[START Materials provided]
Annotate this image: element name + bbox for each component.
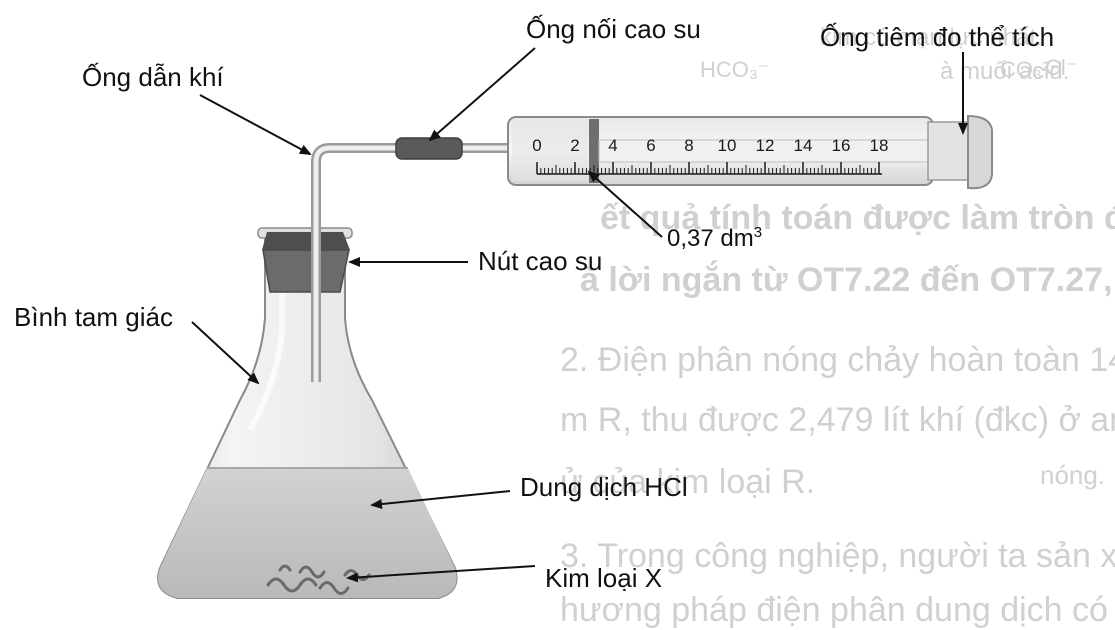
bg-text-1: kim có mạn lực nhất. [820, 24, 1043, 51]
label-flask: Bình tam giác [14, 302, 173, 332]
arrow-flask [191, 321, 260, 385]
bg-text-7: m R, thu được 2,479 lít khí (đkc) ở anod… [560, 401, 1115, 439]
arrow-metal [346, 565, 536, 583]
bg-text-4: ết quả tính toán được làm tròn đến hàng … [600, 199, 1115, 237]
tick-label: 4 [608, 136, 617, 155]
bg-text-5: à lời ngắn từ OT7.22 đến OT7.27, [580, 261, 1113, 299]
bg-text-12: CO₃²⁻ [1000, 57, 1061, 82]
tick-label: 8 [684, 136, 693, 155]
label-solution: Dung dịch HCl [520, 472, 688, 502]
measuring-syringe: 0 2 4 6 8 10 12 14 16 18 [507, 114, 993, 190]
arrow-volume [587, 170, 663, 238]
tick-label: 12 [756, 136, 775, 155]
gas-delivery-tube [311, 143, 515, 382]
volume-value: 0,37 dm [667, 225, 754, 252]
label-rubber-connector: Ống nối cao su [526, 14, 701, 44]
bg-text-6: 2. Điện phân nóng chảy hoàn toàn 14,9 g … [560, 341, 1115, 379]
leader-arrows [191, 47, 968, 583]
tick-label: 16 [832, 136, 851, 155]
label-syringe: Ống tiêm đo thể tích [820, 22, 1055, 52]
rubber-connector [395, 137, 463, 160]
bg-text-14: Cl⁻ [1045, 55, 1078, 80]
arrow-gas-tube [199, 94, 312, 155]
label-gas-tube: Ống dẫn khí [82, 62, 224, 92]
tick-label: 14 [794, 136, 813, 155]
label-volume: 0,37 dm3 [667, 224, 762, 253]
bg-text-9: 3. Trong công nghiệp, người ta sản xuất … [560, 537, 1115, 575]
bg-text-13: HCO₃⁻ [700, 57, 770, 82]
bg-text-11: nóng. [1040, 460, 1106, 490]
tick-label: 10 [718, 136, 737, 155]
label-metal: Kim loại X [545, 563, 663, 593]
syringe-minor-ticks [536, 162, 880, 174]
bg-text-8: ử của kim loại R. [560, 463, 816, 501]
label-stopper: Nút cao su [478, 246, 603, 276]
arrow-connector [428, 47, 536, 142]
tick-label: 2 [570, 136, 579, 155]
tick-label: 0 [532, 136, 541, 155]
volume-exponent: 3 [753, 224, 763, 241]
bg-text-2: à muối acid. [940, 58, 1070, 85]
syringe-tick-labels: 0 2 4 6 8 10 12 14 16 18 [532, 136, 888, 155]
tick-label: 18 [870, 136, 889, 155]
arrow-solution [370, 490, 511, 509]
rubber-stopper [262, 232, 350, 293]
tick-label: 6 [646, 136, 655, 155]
[END Materials provided]
Your objective → Rewrite all of the records above, putting "graduated-syringe" in place of "measuring-syringe" and leaving everything else unchanged. Omit the pictures from your answer.

Result of the exercise →
Annotate this image: element name + bbox for each component.
bg-text-1: kim có mạn lực nhất. [820, 24, 1043, 51]
label-flask: Bình tam giác [14, 302, 173, 332]
arrow-flask [191, 321, 260, 385]
bg-text-7: m R, thu được 2,479 lít khí (đkc) ở anod… [560, 401, 1115, 439]
arrow-metal [346, 565, 536, 583]
bg-text-4: ết quả tính toán được làm tròn đến hàng … [600, 199, 1115, 237]
tick-label: 4 [608, 136, 617, 155]
bg-text-5: à lời ngắn từ OT7.22 đến OT7.27, [580, 261, 1113, 299]
bg-text-12: CO₃²⁻ [1000, 57, 1061, 82]
tick-label: 8 [684, 136, 693, 155]
label-solution: Dung dịch HCl [520, 472, 688, 502]
graduated-syringe: 0 2 4 6 8 10 12 14 16 18 [507, 114, 993, 190]
arrow-volume [587, 170, 663, 238]
tick-label: 12 [756, 136, 775, 155]
gas-delivery-tube [311, 143, 515, 382]
volume-value: 0,37 dm [667, 225, 754, 252]
label-rubber-connector: Ống nối cao su [526, 14, 701, 44]
bg-text-6: 2. Điện phân nóng chảy hoàn toàn 14,9 g … [560, 341, 1115, 379]
leader-arrows [191, 47, 968, 583]
tick-label: 16 [832, 136, 851, 155]
label-syringe: Ống tiêm đo thể tích [820, 22, 1055, 52]
rubber-connector [395, 137, 463, 160]
bg-text-14: Cl⁻ [1045, 55, 1078, 80]
arrow-gas-tube [199, 94, 312, 155]
label-gas-tube: Ống dẫn khí [82, 62, 224, 92]
tick-label: 14 [794, 136, 813, 155]
label-volume: 0,37 dm3 [667, 224, 762, 253]
bg-text-9: 3. Trong công nghiệp, người ta sản xuất … [560, 537, 1115, 575]
bg-text-13: HCO₃⁻ [700, 57, 770, 82]
bg-text-11: nóng. [1040, 460, 1106, 490]
tick-label: 10 [718, 136, 737, 155]
label-metal: Kim loại X [545, 563, 663, 593]
syringe-minor-ticks [536, 162, 880, 174]
bg-text-8: ử của kim loại R. [560, 463, 816, 501]
label-stopper: Nút cao su [478, 246, 603, 276]
arrow-connector [428, 47, 536, 142]
tick-label: 2 [570, 136, 579, 155]
tick-label: 0 [532, 136, 541, 155]
volume-exponent: 3 [753, 224, 763, 241]
bg-text-2: à muối acid. [940, 58, 1070, 85]
syringe-tick-labels: 0 2 4 6 8 10 12 14 16 18 [532, 136, 888, 155]
tick-label: 18 [870, 136, 889, 155]
arrow-solution [370, 490, 511, 509]
rubber-stopper [262, 232, 350, 293]
tick-label: 6 [646, 136, 655, 155]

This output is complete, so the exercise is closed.